*** SELECTED TEXT ***
What Does the Farmer Say about Agrihoods?

What Does the Farmer Say about Agrihoods?

Daron Joffe, a.k.a. “Farmer D,” is a busy guy these days. An expert on community farming, Joffe is in demand as a consultant for developers looking to add farming and agriculture to their projects.

“Momentum is picking up,” says Joffe, owner of Farmer D Consulting and the first farmer of Serenbe, a seminal agrihood outside Atlanta. “It seems like every day there is a new project.”

At this point, there are more than 90 agrihoods in the United States, according to ULI data. No longer the new amenity on the block, farms are now an accepted part of the master-planning mix as developers and communities look for new ways to attract buyers and develop healthy neighborhoods. In some cities, agrihoods are among the top-selling master-planned developments, attracting a mix of empty nesters, young families, and retirees focused on a healthy lifestyle. (See a map of agrihoods across the United States in addition to the publication, Agrihoods: Cultivating Best Practices, at uli.org/food)

But Joffe typically cautions developers who are considering an agrihood: “It sounds sexy,” he says. “But farming is hard. Sustainable agriculture is a real challenge.”

In communities around the United States, there have been growing pains as developers, communities, and residents wrestle with the best ways to make agriculture and fresh food an integral part of their neighborhoods. Hard lessons have been learned as communities work out the kinks.

Three years after launching the 3.5-acre (1.4 ha) Cannery Urban Farm, part of the Cannery, a 547-home development in Davis, California, the farm is facing a $100,000 yearly deficit, says Mary Kimball, executive director of the Center for Land-Based Learning, the nonprofit organization operating the farm. The farm has encountered myriad unexpected issues, from poor soil and staff shortages to homeowners indiscriminately picking crops.

"When we started, we didn’t know a lot about agrihoods and how they operated and best practices,” Kimball says. The farm, which was developed in conjunction with the city of Davis, will need a financial restructuring if it is going to be sustainable and achieve its potential, she says. But Kimball remains convinced of the concept’s potential. “The opportunities are amazing,” she says. “It’s about figuring out how to make this work.”

Finding Value

Food-related amenities can support a developer’s bottom line, but the “developments require innovation, creativity, new business models, and inventive partnerships to be successful,” concluded a recent report on the subject from ULI’s Center for Sustainability, Cultivating Development: Trends and Opportunities at the Intersection of Food and Real Estate.

Agriculture projects are “management-intensive activities that often require risk and experimentation,” says ULI senior resident fellow Ed McMahon, who worked on the report. “Farming is not a panacea, in any sense of the word.”

For developers, the advantages of agrihoods have been well documented. They typically use less land and require less maintenance than golf courses and swimming pools, at a fraction of the initial cost. A farm is also a proven strategy to set a development apart from the competition. “Number one, we find that the farm is one of the greatest marketing pieces we have,” says Steve Nygren, founder of Serenbe. “Agriculture sells.”

For Serenbe, which broke ground in 2004, the farm has become engrained in the DNA of the development, Nygren says. Serenbe includes “edible landscaping” such as blueberry bushes and fruit trees at crosswalks and along streets. The community operates as an “agrarian economy,” with branded food, pickled vegetables, weekend markets that attract tourists from the city, and local restaurants featuring vegetables “that have never been on a motorized vehicle,” he says.

An agriculture-based lifestyle clearly has its appeal with homebuyers. Outside Dallas, the 3,200-home Harvest community, developed by Hillwood Communities, was the top-selling master-planned community in the Dallas/Fort Worth area in 2018, with 420 sales, up from 320 in 2017, according to John Burns Real Estate Consulting. Willowsford, the development built around a conservancy and farm outside Washington, D.C., was the number-one-selling project in Virginia in 2018, with 400 sales, according to data tracked by the consultancy.
*** End of SELECTED TEXT ***
*** DATASET ***
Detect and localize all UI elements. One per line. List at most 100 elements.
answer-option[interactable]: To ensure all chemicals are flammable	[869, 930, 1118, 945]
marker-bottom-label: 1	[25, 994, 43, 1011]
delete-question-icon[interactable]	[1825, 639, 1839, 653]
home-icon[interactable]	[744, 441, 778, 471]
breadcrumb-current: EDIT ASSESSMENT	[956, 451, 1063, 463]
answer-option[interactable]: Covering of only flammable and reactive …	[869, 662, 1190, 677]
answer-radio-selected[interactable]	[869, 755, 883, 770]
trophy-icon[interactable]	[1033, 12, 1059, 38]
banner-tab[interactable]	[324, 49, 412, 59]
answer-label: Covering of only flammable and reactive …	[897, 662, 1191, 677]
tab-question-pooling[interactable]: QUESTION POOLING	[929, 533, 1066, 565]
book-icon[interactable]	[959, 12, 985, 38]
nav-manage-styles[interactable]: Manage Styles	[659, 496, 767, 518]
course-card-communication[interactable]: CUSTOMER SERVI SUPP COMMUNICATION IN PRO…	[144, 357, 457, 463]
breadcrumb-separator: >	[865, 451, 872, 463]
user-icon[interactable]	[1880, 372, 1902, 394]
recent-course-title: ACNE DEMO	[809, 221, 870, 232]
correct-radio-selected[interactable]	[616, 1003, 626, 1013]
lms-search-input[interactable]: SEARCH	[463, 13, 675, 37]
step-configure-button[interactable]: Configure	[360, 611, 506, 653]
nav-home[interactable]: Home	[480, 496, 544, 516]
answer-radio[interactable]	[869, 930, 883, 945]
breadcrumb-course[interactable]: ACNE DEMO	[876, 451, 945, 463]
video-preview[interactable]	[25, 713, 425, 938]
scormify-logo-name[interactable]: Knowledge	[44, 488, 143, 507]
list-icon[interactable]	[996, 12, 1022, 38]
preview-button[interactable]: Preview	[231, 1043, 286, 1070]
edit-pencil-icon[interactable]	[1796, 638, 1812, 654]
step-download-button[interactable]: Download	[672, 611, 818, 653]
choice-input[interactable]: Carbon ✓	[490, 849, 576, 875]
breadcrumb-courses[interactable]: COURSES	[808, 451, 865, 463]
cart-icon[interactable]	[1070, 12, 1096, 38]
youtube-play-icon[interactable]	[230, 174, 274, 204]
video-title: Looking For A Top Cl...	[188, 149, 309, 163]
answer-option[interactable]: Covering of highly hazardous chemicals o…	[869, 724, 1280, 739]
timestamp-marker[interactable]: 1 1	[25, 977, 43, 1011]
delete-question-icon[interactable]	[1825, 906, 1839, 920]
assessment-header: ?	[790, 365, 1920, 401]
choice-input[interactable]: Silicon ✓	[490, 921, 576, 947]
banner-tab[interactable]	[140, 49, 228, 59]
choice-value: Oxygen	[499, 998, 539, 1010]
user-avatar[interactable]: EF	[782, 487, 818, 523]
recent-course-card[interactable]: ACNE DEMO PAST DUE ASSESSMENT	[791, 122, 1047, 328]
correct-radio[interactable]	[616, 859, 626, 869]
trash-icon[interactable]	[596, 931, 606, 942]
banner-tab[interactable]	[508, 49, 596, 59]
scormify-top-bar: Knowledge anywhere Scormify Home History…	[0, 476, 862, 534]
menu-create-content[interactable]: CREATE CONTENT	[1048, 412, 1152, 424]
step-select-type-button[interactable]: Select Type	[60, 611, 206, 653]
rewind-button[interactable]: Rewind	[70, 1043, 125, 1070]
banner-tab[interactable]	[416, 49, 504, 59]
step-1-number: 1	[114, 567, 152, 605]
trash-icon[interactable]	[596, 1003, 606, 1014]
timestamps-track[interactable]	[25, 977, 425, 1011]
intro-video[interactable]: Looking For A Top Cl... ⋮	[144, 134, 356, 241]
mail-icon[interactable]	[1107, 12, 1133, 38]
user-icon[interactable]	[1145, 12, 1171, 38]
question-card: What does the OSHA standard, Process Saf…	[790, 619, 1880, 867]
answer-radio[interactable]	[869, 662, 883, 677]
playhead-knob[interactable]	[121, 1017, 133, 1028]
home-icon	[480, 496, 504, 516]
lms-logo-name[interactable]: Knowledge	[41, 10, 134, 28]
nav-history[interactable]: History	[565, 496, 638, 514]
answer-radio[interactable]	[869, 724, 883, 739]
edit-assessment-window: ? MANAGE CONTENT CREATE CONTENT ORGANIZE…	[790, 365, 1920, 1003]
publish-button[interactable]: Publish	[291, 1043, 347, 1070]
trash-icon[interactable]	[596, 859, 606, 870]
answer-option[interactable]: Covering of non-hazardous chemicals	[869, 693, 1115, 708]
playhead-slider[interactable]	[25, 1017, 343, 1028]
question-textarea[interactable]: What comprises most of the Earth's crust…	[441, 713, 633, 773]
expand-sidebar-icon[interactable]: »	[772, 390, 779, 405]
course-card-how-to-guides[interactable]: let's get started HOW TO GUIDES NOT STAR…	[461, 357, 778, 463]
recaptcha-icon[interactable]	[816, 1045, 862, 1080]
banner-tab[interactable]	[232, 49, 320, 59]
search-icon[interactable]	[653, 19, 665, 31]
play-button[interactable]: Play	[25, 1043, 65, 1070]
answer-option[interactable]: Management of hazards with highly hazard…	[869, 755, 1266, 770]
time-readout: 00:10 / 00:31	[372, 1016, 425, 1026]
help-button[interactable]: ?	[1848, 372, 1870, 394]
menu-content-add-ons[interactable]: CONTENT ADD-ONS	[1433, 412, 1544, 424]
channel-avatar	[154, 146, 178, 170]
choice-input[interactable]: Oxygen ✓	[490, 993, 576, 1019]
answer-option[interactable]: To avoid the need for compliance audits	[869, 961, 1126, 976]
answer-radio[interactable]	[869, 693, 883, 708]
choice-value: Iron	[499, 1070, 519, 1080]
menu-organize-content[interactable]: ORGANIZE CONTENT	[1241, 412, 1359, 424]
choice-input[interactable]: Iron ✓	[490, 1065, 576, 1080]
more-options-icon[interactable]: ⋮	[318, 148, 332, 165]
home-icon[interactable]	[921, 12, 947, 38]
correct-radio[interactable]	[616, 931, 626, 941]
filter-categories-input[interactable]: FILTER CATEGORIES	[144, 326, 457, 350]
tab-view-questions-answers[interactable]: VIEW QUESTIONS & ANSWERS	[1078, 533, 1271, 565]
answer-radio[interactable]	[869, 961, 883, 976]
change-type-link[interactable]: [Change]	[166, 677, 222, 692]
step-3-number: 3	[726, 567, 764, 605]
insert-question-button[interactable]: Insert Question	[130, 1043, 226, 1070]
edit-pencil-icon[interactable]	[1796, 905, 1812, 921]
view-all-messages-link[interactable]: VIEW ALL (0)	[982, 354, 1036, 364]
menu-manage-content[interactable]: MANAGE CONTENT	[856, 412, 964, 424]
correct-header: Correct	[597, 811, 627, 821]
*** End of DATASET ***
● **EXERCISE REQUIREMENTS**
A. In the agrihoods article, repeat the passage starting at "But Joffe typically" and ending at "out the kinks.".
B. Decide whether each statement agrees with the agrihoods article. Answer yes or no and quote the deciding words. (i) The Cannery Urban Farm covers 3.5 acres. (ii) Serenbe broke ground in 2008. (iii) Willowsford was the top-selling project in Texas in 2018.

● **PER-TASK OUTPUTS**
A.
But Joffe typically cautions developers who are considering an agrihood: “It sounds sexy,” he says. “But farming is hard. Sustainable agriculture is a real challenge.”

In communities around the United States, there have been growing pains as developers, communities, and residents wrestle with the best ways to make agriculture and fresh food an integral part of their neighborhoods. Hard lessons have been learned as communities work out the kinks.

B.
(i) Yes: "the 3.5-acre (1.4 ha) Cannery Urban Farm"
(ii) No: "which broke ground in 2004"
(iii) No: "was the number-one-selling project in Virginia in 2018"